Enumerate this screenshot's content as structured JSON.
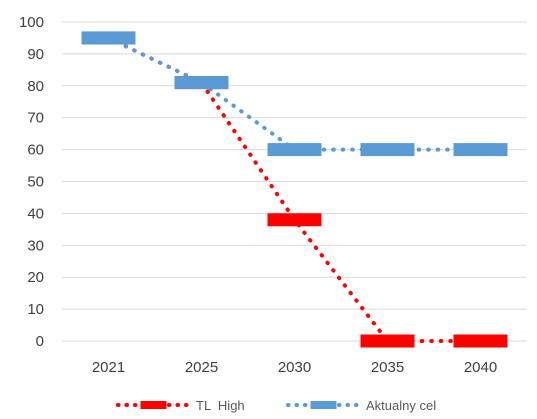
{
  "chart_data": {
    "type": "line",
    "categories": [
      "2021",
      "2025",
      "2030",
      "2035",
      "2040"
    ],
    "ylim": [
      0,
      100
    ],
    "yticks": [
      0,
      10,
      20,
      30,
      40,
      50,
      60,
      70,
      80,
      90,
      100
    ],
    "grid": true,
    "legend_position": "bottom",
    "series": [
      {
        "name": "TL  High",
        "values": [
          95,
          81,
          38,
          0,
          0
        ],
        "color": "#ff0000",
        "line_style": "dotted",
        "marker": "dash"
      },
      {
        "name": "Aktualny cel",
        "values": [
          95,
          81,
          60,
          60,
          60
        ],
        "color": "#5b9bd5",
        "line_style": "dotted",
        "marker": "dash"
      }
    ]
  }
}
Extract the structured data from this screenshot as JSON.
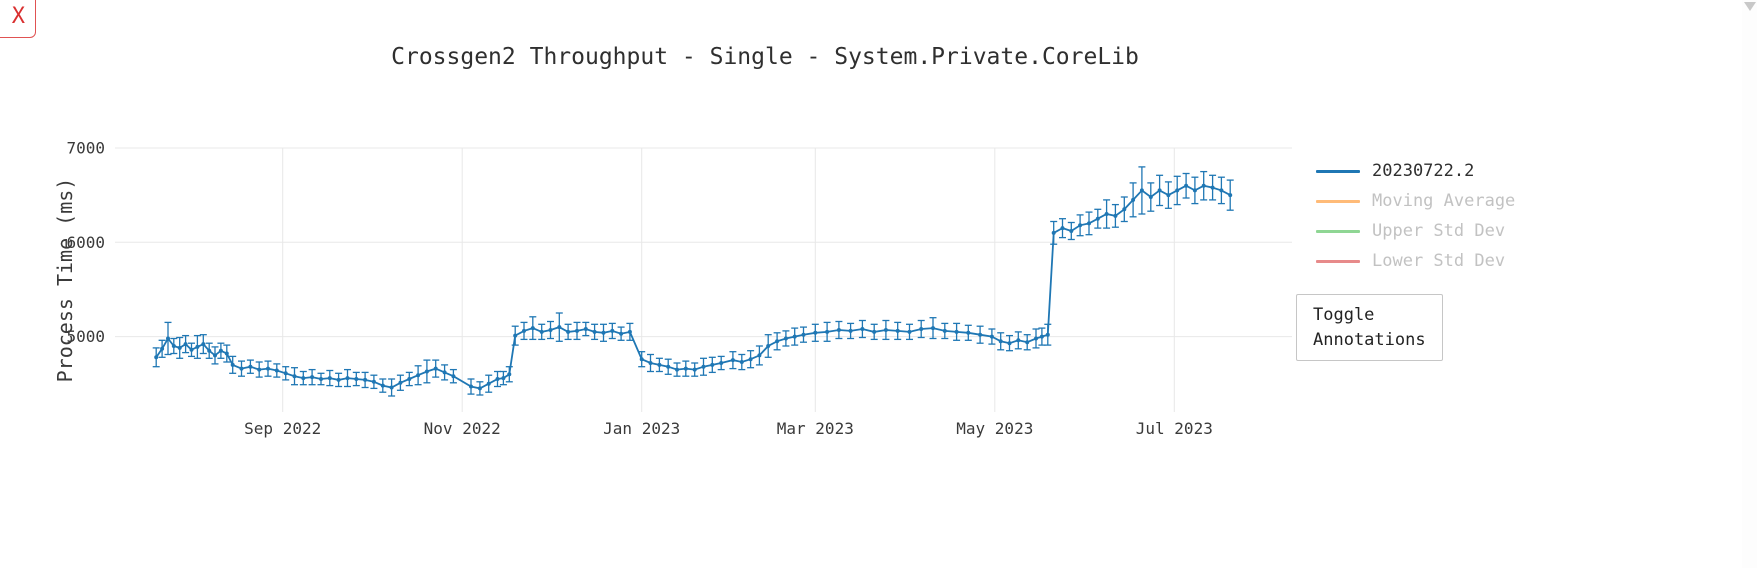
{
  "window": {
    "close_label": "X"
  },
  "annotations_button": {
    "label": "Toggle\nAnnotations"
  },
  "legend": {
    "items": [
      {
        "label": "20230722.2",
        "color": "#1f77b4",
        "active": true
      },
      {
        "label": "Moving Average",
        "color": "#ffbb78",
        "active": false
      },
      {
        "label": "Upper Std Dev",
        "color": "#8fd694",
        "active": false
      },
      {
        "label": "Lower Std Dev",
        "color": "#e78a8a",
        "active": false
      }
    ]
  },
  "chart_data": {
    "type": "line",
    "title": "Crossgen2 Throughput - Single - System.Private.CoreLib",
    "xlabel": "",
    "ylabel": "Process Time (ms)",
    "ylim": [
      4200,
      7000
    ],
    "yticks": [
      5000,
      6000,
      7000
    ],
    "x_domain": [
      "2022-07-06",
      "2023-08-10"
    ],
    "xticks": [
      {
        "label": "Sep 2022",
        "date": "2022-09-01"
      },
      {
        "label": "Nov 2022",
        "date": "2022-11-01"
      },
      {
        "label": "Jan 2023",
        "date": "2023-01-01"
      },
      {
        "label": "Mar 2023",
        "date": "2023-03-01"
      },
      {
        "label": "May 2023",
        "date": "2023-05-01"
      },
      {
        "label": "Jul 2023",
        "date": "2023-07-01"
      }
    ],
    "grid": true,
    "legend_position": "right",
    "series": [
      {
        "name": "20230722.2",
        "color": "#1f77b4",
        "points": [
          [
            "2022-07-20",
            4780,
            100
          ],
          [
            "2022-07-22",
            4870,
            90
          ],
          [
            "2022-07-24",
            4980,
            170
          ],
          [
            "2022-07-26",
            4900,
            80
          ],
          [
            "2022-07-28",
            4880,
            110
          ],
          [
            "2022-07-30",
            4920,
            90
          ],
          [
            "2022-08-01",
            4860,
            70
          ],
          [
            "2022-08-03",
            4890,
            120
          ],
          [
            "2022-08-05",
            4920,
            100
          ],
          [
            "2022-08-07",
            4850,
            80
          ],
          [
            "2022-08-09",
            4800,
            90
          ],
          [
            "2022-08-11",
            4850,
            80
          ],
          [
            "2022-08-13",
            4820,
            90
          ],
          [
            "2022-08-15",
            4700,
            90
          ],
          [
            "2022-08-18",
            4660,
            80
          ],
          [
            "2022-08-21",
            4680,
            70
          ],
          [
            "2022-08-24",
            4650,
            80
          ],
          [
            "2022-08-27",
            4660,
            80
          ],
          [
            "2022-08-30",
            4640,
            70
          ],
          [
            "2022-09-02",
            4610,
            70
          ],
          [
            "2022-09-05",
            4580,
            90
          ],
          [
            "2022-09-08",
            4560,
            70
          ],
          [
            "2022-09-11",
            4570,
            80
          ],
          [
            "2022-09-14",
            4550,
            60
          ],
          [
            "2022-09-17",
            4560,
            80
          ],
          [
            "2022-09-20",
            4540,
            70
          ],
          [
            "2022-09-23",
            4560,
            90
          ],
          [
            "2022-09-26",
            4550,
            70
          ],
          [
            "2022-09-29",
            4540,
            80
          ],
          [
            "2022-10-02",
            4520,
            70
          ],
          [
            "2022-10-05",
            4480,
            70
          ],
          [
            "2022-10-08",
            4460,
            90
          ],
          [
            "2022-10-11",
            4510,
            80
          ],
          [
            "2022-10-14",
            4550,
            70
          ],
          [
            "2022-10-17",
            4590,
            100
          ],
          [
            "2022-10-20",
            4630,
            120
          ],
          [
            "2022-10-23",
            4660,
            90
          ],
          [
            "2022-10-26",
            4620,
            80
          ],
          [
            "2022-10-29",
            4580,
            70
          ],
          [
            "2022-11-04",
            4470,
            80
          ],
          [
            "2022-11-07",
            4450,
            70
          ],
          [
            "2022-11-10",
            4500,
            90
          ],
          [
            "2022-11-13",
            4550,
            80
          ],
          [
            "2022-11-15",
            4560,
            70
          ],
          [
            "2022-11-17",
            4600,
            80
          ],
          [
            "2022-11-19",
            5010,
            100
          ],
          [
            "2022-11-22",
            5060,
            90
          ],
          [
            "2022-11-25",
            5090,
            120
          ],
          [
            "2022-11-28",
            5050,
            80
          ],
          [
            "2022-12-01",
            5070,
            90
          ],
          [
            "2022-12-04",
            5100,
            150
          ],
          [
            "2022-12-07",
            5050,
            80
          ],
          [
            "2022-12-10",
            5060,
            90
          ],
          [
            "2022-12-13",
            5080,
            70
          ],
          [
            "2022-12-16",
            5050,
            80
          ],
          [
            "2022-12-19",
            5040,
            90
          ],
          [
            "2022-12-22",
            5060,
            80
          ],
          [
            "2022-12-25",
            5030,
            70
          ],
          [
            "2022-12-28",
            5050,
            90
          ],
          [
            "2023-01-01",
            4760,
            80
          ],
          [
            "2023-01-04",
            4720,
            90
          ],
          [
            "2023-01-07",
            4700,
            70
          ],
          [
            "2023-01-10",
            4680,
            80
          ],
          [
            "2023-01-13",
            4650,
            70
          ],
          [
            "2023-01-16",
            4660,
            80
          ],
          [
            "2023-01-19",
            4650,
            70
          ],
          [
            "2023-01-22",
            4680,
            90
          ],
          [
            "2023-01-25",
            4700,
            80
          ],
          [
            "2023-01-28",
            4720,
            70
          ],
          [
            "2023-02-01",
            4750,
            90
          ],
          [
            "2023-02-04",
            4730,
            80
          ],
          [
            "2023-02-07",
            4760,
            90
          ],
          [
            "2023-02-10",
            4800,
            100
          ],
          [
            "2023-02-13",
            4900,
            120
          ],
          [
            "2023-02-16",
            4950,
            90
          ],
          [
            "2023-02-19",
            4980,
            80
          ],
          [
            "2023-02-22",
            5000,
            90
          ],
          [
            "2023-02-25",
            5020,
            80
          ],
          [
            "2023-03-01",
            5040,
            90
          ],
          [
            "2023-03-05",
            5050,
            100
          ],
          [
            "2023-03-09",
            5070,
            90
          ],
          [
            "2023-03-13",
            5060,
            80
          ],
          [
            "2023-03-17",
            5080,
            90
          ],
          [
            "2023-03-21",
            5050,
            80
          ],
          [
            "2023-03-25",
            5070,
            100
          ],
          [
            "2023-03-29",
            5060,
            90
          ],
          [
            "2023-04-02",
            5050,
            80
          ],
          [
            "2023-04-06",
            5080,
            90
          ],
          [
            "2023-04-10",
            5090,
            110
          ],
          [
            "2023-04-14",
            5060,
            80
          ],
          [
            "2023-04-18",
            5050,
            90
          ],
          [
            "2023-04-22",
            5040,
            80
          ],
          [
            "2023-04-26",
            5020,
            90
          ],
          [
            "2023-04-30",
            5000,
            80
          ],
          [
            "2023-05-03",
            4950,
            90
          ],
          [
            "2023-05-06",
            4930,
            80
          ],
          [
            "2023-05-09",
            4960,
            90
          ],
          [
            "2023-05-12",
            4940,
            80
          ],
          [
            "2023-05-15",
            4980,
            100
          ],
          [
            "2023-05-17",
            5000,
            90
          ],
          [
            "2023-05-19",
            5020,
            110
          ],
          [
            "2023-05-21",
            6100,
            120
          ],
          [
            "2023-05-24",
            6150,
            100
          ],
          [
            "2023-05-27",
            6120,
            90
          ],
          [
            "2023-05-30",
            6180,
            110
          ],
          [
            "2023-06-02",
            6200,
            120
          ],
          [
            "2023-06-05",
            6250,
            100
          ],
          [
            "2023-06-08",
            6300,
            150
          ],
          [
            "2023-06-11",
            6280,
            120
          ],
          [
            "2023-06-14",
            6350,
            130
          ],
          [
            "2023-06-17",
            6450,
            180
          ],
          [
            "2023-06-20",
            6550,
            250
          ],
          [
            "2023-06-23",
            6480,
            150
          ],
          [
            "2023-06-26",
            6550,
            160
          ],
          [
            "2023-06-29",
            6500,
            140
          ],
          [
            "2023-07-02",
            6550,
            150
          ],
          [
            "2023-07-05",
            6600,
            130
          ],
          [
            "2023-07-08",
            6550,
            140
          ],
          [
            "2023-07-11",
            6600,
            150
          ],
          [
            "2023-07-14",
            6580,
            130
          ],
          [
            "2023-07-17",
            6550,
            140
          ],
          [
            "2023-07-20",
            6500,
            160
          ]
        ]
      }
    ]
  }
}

⁂

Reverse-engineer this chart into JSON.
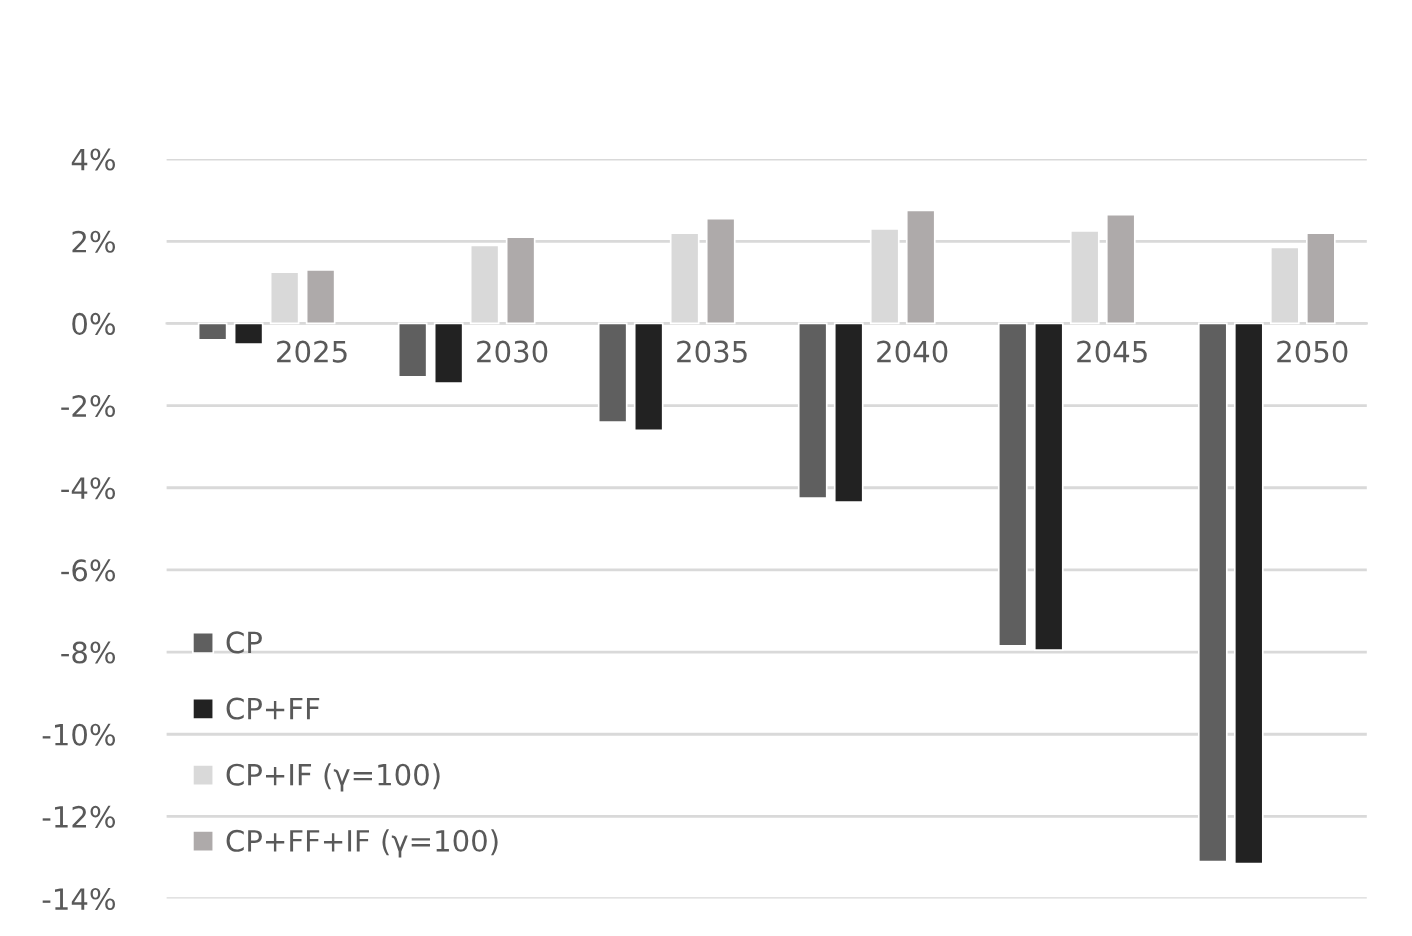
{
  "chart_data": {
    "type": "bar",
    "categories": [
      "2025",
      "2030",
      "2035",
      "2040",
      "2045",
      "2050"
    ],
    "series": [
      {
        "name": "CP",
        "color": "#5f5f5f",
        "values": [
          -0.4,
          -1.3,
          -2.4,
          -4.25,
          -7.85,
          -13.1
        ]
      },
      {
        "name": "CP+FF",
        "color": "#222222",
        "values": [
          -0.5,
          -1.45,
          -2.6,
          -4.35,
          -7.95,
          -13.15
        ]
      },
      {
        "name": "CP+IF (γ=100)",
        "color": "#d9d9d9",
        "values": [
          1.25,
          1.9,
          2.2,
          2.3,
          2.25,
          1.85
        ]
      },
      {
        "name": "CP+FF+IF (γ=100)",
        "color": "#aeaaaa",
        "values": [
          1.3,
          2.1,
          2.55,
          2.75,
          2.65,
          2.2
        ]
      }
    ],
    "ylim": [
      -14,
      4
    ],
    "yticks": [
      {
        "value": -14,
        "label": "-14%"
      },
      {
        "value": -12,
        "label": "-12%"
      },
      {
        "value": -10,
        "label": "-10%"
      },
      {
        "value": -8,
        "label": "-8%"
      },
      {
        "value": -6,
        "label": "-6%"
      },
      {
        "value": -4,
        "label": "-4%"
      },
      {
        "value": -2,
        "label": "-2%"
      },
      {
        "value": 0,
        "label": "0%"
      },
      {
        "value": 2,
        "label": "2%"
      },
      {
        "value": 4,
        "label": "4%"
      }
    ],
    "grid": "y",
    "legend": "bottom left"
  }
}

⁂

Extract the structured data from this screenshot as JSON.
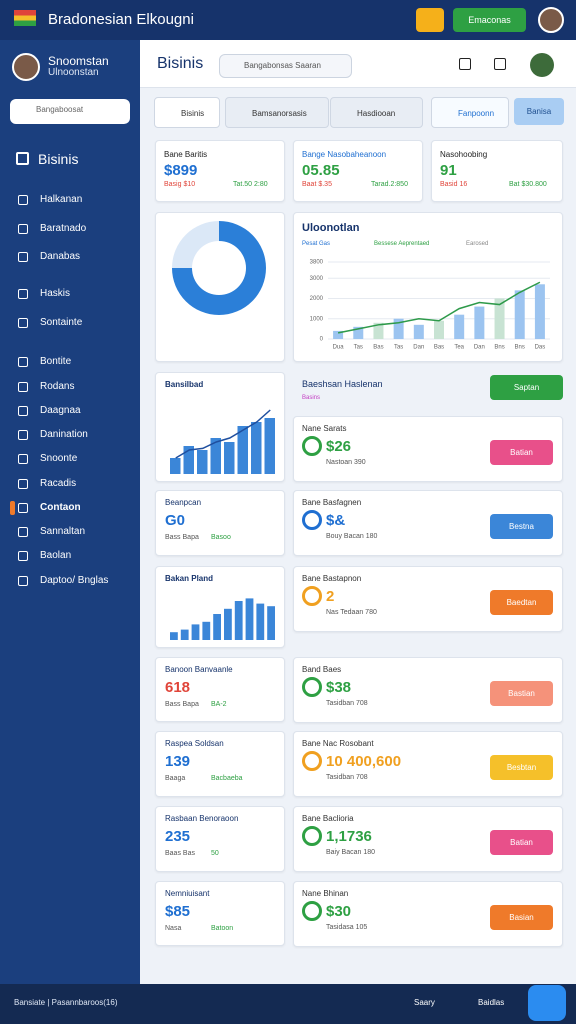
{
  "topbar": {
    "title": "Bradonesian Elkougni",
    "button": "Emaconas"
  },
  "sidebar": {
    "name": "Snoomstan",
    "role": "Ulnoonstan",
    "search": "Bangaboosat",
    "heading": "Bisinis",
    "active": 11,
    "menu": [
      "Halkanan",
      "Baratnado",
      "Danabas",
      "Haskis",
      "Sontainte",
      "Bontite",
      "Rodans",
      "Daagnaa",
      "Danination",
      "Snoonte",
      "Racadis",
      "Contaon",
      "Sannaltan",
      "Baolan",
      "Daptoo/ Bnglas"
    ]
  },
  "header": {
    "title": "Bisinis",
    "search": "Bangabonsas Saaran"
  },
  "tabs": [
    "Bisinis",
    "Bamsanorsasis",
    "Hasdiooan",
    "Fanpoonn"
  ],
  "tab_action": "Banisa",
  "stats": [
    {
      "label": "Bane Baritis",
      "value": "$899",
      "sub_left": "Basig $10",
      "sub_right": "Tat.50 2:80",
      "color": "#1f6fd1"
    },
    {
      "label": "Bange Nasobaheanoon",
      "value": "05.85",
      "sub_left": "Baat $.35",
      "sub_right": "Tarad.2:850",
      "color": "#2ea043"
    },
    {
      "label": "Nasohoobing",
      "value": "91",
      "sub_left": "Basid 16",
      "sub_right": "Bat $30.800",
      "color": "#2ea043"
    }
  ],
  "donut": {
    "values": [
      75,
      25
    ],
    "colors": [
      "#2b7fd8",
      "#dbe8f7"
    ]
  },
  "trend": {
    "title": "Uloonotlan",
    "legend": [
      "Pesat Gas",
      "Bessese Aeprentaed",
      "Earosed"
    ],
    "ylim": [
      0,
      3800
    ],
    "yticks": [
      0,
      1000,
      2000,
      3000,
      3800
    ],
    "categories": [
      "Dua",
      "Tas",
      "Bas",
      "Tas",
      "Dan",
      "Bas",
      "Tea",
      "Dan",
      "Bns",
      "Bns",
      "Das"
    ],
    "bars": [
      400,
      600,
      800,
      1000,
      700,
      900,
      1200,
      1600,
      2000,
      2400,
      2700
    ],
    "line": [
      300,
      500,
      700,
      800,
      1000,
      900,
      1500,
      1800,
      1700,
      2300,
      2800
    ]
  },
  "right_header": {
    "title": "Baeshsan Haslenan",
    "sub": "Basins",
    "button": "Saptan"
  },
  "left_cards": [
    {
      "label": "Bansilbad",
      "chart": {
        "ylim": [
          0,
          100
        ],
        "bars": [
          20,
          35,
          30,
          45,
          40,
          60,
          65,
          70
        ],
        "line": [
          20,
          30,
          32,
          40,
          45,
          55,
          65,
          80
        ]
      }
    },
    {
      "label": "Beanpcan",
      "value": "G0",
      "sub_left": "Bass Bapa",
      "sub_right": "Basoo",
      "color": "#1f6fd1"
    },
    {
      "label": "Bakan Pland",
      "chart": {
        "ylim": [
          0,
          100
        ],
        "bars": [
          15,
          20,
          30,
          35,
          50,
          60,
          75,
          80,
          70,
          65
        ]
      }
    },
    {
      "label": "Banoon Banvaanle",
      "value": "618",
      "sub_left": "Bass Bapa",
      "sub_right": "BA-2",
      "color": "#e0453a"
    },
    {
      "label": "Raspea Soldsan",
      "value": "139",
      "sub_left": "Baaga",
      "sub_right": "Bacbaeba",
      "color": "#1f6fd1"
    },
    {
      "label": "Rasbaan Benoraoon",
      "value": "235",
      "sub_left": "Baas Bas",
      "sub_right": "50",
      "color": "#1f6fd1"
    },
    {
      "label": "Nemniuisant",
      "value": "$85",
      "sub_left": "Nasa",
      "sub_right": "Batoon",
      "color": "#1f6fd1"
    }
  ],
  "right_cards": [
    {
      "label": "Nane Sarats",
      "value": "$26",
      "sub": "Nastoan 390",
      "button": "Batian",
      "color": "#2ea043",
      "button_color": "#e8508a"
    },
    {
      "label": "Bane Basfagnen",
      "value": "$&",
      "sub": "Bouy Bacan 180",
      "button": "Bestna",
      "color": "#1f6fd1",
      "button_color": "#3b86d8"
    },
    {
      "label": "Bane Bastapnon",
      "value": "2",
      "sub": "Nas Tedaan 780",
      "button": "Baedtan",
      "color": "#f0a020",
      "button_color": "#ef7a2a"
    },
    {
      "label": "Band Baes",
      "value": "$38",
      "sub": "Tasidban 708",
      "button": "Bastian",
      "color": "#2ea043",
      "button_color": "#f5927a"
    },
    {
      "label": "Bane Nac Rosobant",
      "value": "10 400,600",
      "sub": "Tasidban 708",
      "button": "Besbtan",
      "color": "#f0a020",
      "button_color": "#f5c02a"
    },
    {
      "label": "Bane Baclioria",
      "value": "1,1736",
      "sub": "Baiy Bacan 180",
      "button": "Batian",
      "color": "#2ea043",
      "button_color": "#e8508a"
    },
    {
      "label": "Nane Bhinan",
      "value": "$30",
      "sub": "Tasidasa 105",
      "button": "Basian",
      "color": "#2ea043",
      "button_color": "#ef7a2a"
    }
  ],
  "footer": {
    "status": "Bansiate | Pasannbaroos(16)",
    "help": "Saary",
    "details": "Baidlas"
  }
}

⁂

◆ What the task requires
Which lines hold the word "this"? Copy all of them.

◆ Expected answer
Enumerate this screenshot's content as structured JSON.
Extract the structured data from this screenshot as JSON.
Reverse-engineer this chart into JSON.
Extract the structured data from this screenshot as JSON.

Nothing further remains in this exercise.